-------- Supplied data --------
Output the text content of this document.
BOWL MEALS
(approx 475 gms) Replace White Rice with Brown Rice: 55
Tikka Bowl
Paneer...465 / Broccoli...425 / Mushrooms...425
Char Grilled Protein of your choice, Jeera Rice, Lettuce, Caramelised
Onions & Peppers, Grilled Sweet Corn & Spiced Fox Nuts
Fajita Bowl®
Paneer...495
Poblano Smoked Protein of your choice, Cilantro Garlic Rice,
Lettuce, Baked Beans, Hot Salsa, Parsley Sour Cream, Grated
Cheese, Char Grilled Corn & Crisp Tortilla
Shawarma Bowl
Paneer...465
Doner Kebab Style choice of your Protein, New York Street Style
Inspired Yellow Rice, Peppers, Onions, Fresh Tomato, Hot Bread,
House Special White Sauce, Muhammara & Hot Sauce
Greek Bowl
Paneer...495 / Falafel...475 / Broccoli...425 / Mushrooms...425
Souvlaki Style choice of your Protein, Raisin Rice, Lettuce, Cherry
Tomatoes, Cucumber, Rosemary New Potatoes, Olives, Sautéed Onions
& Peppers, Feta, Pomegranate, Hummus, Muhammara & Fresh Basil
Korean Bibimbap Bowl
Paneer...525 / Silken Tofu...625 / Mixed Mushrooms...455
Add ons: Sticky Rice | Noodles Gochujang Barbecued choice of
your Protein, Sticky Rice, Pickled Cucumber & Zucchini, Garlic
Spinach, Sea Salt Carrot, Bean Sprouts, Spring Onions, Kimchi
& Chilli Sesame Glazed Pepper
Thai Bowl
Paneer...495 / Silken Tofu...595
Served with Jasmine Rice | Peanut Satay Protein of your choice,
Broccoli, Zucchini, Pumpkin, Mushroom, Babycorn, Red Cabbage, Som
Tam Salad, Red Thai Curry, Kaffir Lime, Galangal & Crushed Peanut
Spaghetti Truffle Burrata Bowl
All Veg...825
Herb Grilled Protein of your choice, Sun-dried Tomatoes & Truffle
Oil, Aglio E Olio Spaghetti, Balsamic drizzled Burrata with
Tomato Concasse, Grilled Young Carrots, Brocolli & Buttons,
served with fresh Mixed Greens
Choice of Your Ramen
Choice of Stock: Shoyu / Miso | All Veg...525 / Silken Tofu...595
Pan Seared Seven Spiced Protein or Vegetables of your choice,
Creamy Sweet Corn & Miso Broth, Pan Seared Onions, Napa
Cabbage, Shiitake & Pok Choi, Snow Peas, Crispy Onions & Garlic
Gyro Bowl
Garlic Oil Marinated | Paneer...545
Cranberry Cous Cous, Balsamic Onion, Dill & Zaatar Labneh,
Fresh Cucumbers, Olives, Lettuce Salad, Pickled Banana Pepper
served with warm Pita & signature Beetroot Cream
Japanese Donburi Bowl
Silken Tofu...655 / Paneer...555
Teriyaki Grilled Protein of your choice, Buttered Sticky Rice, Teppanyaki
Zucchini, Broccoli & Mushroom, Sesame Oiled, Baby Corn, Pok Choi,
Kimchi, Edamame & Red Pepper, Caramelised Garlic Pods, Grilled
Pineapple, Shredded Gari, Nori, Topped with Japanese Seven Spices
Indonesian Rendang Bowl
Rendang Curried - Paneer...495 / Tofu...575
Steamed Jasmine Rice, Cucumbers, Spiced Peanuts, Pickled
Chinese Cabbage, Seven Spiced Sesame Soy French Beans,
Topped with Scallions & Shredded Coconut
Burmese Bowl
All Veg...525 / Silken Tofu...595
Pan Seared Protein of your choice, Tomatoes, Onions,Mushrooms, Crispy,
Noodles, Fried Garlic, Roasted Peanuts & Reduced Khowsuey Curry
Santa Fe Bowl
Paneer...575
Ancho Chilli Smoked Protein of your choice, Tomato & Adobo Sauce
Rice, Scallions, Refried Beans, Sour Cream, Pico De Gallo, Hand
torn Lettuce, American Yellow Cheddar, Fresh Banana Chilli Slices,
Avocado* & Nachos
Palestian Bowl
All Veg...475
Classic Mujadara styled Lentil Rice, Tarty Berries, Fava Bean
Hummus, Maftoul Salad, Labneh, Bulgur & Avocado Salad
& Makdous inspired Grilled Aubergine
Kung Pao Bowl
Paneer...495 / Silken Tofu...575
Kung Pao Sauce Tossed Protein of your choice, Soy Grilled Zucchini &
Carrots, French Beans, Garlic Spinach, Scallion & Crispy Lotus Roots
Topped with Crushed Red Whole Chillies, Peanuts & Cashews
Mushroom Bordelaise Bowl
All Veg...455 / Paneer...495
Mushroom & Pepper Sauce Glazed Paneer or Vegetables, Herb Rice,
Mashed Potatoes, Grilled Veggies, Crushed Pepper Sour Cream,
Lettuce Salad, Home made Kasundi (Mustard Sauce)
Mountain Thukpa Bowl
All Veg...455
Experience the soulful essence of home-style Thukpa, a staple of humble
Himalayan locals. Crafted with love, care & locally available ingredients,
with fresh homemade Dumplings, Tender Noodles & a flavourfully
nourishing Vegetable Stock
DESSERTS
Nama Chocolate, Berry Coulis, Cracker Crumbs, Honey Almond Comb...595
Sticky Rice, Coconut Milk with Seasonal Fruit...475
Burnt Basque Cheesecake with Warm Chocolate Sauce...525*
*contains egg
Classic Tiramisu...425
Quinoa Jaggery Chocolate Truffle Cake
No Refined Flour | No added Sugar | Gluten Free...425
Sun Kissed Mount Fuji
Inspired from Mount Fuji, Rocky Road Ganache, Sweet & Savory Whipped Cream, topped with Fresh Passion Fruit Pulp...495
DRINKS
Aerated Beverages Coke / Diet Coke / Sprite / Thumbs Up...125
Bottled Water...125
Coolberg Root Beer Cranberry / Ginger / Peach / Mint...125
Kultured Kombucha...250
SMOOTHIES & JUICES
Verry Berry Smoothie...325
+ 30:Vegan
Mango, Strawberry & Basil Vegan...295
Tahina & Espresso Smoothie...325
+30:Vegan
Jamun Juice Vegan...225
--------
→ Your task
Please quote every record above exactly as it appears.

→ Solved problem
Output the text content of this document.
BOWL MEALS
(approx 475 gms) Replace White Rice with Brown Rice: 55
Tikka Bowl
Paneer...465 / Broccoli...425 / Mushrooms...425
Char Grilled Protein of your choice, Jeera Rice, Lettuce, Caramelised
Onions & Peppers, Grilled Sweet Corn & Spiced Fox Nuts
Fajita Bowl®
Paneer...495
Poblano Smoked Protein of your choice, Cilantro Garlic Rice,
Lettuce, Baked Beans, Hot Salsa, Parsley Sour Cream, Grated
Cheese, Char Grilled Corn & Crisp Tortilla
Shawarma Bowl
Paneer...465
Doner Kebab Style choice of your Protein, New York Street Style
Inspired Yellow Rice, Peppers, Onions, Fresh Tomato, Hot Bread,
House Special White Sauce, Muhammara & Hot Sauce
Greek Bowl
Paneer...495 / Falafel...475 / Broccoli...425 / Mushrooms...425
Souvlaki Style choice of your Protein, Raisin Rice, Lettuce, Cherry
Tomatoes, Cucumber, Rosemary New Potatoes, Olives, Sautéed Onions
& Peppers, Feta, Pomegranate, Hummus, Muhammara & Fresh Basil
Korean Bibimbap Bowl
Paneer...525 / Silken Tofu...625 / Mixed Mushrooms...455
Add ons: Sticky Rice | Noodles Gochujang Barbecued choice of
your Protein, Sticky Rice, Pickled Cucumber & Zucchini, Garlic
Spinach, Sea Salt Carrot, Bean Sprouts, Spring Onions, Kimchi
& Chilli Sesame Glazed Pepper
Thai Bowl
Paneer...495 / Silken Tofu...595
Served with Jasmine Rice | Peanut Satay Protein of your choice,
Broccoli, Zucchini, Pumpkin, Mushroom, Babycorn, Red Cabbage, Som
Tam Salad, Red Thai Curry, Kaffir Lime, Galangal & Crushed Peanut
Spaghetti Truffle Burrata Bowl
All Veg...825
Herb Grilled Protein of your choice, Sun-dried Tomatoes & Truffle
Oil, Aglio E Olio Spaghetti, Balsamic drizzled Burrata with
Tomato Concasse, Grilled Young Carrots, Brocolli & Buttons,
served with fresh Mixed Greens
Choice of Your Ramen
Choice of Stock: Shoyu / Miso | All Veg...525 / Silken Tofu...595
Pan Seared Seven Spiced Protein or Vegetables of your choice,
Creamy Sweet Corn & Miso Broth, Pan Seared Onions, Napa
Cabbage, Shiitake & Pok Choi, Snow Peas, Crispy Onions & Garlic
Gyro Bowl
Garlic Oil Marinated | Paneer...545
Cranberry Cous Cous, Balsamic Onion, Dill & Zaatar Labneh,
Fresh Cucumbers, Olives, Lettuce Salad, Pickled Banana Pepper
served with warm Pita & signature Beetroot Cream
Japanese Donburi Bowl
Silken Tofu...655 / Paneer...555
Teriyaki Grilled Protein of your choice, Buttered Sticky Rice, Teppanyaki
Zucchini, Broccoli & Mushroom, Sesame Oiled, Baby Corn, Pok Choi,
Kimchi, Edamame & Red Pepper, Caramelised Garlic Pods, Grilled
Pineapple, Shredded Gari, Nori, Topped with Japanese Seven Spices
Indonesian Rendang Bowl
Rendang Curried - Paneer...495 / Tofu...575
Steamed Jasmine Rice, Cucumbers, Spiced Peanuts, Pickled
Chinese Cabbage, Seven Spiced Sesame Soy French Beans,
Topped with Scallions & Shredded Coconut
Burmese Bowl
All Veg...525 / Silken Tofu...595
Pan Seared Protein of your choice, Tomatoes, Onions,Mushrooms, Crispy,
Noodles, Fried Garlic, Roasted Peanuts & Reduced Khowsuey Curry
Santa Fe Bowl
Paneer...575
Ancho Chilli Smoked Protein of your choice, Tomato & Adobo Sauce
Rice, Scallions, Refried Beans, Sour Cream, Pico De Gallo, Hand
torn Lettuce, American Yellow Cheddar, Fresh Banana Chilli Slices,
Avocado* & Nachos
Palestian Bowl
All Veg...475
Classic Mujadara styled Lentil Rice, Tarty Berries, Fava Bean
Hummus, Maftoul Salad, Labneh, Bulgur & Avocado Salad
& Makdous inspired Grilled Aubergine
Kung Pao Bowl
Paneer...495 / Silken Tofu...575
Kung Pao Sauce Tossed Protein of your choice, Soy Grilled Zucchini &
Carrots, French Beans, Garlic Spinach, Scallion & Crispy Lotus Roots
Topped with Crushed Red Whole Chillies, Peanuts & Cashews
Mushroom Bordelaise Bowl
All Veg...455 / Paneer...495
Mushroom & Pepper Sauce Glazed Paneer or Vegetables, Herb Rice,
Mashed Potatoes, Grilled Veggies, Crushed Pepper Sour Cream,
Lettuce Salad, Home made Kasundi (Mustard Sauce)
Mountain Thukpa Bowl
All Veg...455
Experience the soulful essence of home-style Thukpa, a staple of humble
Himalayan locals. Crafted with love, care & locally available ingredients,
with fresh homemade Dumplings, Tender Noodles & a flavourfully
nourishing Vegetable Stock
DESSERTS
Nama Chocolate, Berry Coulis, Cracker Crumbs, Honey Almond Comb...595
Sticky Rice, Coconut Milk with Seasonal Fruit...475
Burnt Basque Cheesecake with Warm Chocolate Sauce...525*
*contains egg
Classic Tiramisu...425
Quinoa Jaggery Chocolate Truffle Cake
No Refined Flour | No added Sugar | Gluten Free...425
Sun Kissed Mount Fuji
Inspired from Mount Fuji, Rocky Road Ganache, Sweet & Savory Whipped Cream, topped with Fresh Passion Fruit Pulp...495
DRINKS
Aerated Beverages Coke / Diet Coke / Sprite / Thumbs Up...125
Bottled Water...125
Coolberg Root Beer Cranberry / Ginger / Peach / Mint...125
Kultured Kombucha...250
SMOOTHIES & JUICES
Verry Berry Smoothie...325
+ 30:Vegan
Mango, Strawberry & Basil Vegan...295
Tahina & Espresso Smoothie...325
+30:Vegan
Jamun Juice Vegan...225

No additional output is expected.